Set problem: Say how many lines hold the string "Toplum", and nothing more.

Data entries:
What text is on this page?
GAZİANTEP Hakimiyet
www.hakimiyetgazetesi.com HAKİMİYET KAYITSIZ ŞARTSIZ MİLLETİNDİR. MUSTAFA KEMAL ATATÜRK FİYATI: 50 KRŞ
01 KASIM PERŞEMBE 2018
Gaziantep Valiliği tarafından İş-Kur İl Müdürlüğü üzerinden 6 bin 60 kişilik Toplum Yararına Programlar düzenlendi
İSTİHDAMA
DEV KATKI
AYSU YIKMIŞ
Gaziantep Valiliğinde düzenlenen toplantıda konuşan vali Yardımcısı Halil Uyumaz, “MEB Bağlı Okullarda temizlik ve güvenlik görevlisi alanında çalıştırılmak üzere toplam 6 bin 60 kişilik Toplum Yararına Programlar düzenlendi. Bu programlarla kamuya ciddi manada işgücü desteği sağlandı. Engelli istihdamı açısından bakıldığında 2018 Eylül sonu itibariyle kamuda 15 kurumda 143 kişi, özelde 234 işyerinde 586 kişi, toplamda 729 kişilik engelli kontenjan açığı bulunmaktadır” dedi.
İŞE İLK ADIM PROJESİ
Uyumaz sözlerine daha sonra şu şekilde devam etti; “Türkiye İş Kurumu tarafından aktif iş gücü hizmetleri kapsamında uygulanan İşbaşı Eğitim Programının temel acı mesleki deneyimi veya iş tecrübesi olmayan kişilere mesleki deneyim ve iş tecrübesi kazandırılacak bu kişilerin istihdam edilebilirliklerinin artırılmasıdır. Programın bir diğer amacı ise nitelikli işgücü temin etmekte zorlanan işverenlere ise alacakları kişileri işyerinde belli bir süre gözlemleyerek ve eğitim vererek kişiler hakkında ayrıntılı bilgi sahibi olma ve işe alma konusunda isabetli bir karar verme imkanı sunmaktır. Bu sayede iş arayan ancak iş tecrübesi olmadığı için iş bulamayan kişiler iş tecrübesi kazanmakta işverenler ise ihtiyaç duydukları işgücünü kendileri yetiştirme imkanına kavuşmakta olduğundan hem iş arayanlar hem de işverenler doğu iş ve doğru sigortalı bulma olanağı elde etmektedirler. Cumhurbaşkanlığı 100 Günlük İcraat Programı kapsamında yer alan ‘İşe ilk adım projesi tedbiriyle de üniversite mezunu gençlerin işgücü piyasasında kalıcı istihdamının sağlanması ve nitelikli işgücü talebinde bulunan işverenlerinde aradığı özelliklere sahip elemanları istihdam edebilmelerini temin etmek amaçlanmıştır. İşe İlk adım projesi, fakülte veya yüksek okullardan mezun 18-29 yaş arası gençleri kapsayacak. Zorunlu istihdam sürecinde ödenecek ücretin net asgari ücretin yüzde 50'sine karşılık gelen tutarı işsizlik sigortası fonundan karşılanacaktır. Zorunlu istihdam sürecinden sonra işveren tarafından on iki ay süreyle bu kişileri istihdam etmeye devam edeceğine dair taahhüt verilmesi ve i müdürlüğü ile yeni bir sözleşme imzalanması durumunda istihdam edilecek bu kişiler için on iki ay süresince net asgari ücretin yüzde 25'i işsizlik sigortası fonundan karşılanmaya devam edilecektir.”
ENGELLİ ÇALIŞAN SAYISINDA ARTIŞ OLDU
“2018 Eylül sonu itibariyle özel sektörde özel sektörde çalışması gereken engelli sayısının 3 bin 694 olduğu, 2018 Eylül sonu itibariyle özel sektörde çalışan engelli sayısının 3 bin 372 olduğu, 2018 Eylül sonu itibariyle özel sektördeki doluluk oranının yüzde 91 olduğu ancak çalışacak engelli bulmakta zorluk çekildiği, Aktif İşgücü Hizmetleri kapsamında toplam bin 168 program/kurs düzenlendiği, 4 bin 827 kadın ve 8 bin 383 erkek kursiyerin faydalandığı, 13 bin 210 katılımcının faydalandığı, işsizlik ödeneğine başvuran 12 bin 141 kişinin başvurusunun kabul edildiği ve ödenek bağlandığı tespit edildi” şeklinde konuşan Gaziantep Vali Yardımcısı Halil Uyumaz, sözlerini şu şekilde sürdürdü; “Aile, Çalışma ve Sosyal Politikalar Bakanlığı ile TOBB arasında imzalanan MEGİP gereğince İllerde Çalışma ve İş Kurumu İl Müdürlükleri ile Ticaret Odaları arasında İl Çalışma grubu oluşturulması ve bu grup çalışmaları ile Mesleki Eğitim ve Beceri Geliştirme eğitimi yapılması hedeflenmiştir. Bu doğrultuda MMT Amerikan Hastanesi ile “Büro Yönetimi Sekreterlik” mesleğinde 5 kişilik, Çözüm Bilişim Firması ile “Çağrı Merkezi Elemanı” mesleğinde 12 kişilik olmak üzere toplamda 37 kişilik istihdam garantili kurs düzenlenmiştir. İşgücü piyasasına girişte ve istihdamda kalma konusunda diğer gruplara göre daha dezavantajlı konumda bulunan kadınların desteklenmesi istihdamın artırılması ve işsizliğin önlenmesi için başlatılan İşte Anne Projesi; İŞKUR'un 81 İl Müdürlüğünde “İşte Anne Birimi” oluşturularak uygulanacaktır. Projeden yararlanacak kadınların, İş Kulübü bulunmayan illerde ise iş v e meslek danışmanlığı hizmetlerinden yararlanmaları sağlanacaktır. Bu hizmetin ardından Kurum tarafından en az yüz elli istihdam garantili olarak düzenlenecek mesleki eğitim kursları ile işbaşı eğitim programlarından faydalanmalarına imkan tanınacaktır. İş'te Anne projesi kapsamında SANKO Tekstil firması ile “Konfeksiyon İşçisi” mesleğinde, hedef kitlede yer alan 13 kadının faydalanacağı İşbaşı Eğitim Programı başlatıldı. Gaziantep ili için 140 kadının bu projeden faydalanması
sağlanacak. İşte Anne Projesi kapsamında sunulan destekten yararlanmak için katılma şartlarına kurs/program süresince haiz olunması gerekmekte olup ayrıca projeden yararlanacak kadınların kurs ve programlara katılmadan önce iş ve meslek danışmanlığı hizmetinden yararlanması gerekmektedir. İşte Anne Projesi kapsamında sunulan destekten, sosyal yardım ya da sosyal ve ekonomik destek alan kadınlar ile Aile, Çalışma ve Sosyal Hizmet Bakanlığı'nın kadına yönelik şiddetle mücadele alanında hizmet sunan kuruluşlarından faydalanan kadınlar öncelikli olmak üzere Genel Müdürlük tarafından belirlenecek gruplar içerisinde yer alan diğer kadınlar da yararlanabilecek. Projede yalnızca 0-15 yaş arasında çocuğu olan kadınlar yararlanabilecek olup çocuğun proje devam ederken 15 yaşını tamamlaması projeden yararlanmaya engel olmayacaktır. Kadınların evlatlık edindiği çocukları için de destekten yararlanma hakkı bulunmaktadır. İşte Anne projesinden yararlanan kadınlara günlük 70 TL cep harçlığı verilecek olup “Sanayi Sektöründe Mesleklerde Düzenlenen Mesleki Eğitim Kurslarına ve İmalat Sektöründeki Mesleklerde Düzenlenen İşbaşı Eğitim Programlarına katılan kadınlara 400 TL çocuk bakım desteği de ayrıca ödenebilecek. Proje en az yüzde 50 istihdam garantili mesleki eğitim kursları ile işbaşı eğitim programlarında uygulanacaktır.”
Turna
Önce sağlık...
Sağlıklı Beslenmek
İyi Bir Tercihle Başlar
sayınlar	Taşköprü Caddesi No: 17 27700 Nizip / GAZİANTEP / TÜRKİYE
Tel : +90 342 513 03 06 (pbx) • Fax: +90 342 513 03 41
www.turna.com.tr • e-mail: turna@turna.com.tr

Result for this task: 2